(What the task asks) Your task is to repeat the listing exactly.

(Data records)

Begin

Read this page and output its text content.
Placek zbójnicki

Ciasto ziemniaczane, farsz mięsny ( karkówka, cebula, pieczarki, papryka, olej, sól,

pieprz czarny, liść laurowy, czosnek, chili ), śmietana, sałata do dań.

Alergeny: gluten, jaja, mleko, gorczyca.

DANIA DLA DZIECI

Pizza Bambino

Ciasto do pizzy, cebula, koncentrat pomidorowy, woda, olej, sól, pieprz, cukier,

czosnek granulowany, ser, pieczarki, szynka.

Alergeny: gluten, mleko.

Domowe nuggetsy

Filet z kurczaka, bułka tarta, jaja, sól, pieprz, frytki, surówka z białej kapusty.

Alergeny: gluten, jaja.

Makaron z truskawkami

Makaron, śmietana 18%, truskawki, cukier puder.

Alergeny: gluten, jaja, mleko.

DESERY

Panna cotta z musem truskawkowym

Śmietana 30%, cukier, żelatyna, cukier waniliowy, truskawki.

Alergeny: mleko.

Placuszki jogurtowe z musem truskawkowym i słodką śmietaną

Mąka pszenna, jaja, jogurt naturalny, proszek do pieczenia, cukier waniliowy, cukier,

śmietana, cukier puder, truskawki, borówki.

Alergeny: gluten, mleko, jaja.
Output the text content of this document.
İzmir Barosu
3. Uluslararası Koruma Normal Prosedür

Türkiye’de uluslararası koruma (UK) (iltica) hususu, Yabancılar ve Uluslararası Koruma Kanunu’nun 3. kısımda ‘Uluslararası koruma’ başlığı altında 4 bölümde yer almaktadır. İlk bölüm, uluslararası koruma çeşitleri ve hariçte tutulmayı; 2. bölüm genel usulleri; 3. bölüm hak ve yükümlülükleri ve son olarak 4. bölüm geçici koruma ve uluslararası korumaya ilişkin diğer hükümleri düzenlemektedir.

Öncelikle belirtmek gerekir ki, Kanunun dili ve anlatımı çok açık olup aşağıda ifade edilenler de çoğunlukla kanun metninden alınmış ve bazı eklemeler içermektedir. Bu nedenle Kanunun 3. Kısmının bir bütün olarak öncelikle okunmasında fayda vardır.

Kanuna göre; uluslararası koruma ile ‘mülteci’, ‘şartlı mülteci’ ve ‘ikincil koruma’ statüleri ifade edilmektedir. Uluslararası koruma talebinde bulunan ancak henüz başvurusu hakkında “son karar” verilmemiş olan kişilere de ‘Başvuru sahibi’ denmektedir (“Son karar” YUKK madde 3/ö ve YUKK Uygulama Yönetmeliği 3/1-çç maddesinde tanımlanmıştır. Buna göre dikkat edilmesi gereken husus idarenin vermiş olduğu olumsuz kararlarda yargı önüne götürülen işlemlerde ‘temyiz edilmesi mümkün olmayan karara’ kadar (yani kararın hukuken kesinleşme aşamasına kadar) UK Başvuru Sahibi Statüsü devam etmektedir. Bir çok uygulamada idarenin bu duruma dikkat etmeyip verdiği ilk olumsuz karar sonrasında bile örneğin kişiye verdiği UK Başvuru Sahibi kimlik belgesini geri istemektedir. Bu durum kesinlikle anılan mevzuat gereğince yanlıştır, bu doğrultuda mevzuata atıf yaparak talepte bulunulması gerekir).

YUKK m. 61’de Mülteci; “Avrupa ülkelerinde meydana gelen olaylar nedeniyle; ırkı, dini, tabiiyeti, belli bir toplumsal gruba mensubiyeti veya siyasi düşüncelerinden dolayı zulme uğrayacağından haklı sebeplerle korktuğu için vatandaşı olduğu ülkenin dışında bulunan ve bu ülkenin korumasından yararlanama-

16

End

(Task response)
Read this page and output its text content.
Placek zbójnicki

Ciasto ziemniaczane, farsz mięsny ( karkówka, cebula, pieczarki, papryka, olej, sól,

pieprz czarny, liść laurowy, czosnek, chili ), śmietana, sałata do dań.

Alergeny: gluten, jaja, mleko, gorczyca.

DANIA DLA DZIECI

Pizza Bambino

Ciasto do pizzy, cebula, koncentrat pomidorowy, woda, olej, sól, pieprz, cukier,

czosnek granulowany, ser, pieczarki, szynka.

Alergeny: gluten, mleko.

Domowe nuggetsy

Filet z kurczaka, bułka tarta, jaja, sól, pieprz, frytki, surówka z białej kapusty.

Alergeny: gluten, jaja.

Makaron z truskawkami

Makaron, śmietana 18%, truskawki, cukier puder.

Alergeny: gluten, jaja, mleko.

DESERY

Panna cotta z musem truskawkowym

Śmietana 30%, cukier, żelatyna, cukier waniliowy, truskawki.

Alergeny: mleko.

Placuszki jogurtowe z musem truskawkowym i słodką śmietaną

Mąka pszenna, jaja, jogurt naturalny, proszek do pieczenia, cukier waniliowy, cukier,

śmietana, cukier puder, truskawki, borówki.

Alergeny: gluten, mleko, jaja.
Output the text content of this document.
İzmir Barosu
3. Uluslararası Koruma Normal Prosedür

Türkiye’de uluslararası koruma (UK) (iltica) hususu, Yabancılar ve Uluslararası Koruma Kanunu’nun 3. kısımda ‘Uluslararası koruma’ başlığı altında 4 bölümde yer almaktadır. İlk bölüm, uluslararası koruma çeşitleri ve hariçte tutulmayı; 2. bölüm genel usulleri; 3. bölüm hak ve yükümlülükleri ve son olarak 4. bölüm geçici koruma ve uluslararası korumaya ilişkin diğer hükümleri düzenlemektedir.

Öncelikle belirtmek gerekir ki, Kanunun dili ve anlatımı çok açık olup aşağıda ifade edilenler de çoğunlukla kanun metninden alınmış ve bazı eklemeler içermektedir. Bu nedenle Kanunun 3. Kısmının bir bütün olarak öncelikle okunmasında fayda vardır.

Kanuna göre; uluslararası koruma ile ‘mülteci’, ‘şartlı mülteci’ ve ‘ikincil koruma’ statüleri ifade edilmektedir. Uluslararası koruma talebinde bulunan ancak henüz başvurusu hakkında “son karar” verilmemiş olan kişilere de ‘Başvuru sahibi’ denmektedir (“Son karar” YUKK madde 3/ö ve YUKK Uygulama Yönetmeliği 3/1-çç maddesinde tanımlanmıştır. Buna göre dikkat edilmesi gereken husus idarenin vermiş olduğu olumsuz kararlarda yargı önüne götürülen işlemlerde ‘temyiz edilmesi mümkün olmayan karara’ kadar (yani kararın hukuken kesinleşme aşamasına kadar) UK Başvuru Sahibi Statüsü devam etmektedir. Bir çok uygulamada idarenin bu duruma dikkat etmeyip verdiği ilk olumsuz karar sonrasında bile örneğin kişiye verdiği UK Başvuru Sahibi kimlik belgesini geri istemektedir. Bu durum kesinlikle anılan mevzuat gereğince yanlıştır, bu doğrultuda mevzuata atıf yaparak talepte bulunulması gerekir).

YUKK m. 61’de Mülteci; “Avrupa ülkelerinde meydana gelen olaylar nedeniyle; ırkı, dini, tabiiyeti, belli bir toplumsal gruba mensubiyeti veya siyasi düşüncelerinden dolayı zulme uğrayacağından haklı sebeplerle korktuğu için vatandaşı olduğu ülkenin dışında bulunan ve bu ülkenin korumasından yararlanama-

16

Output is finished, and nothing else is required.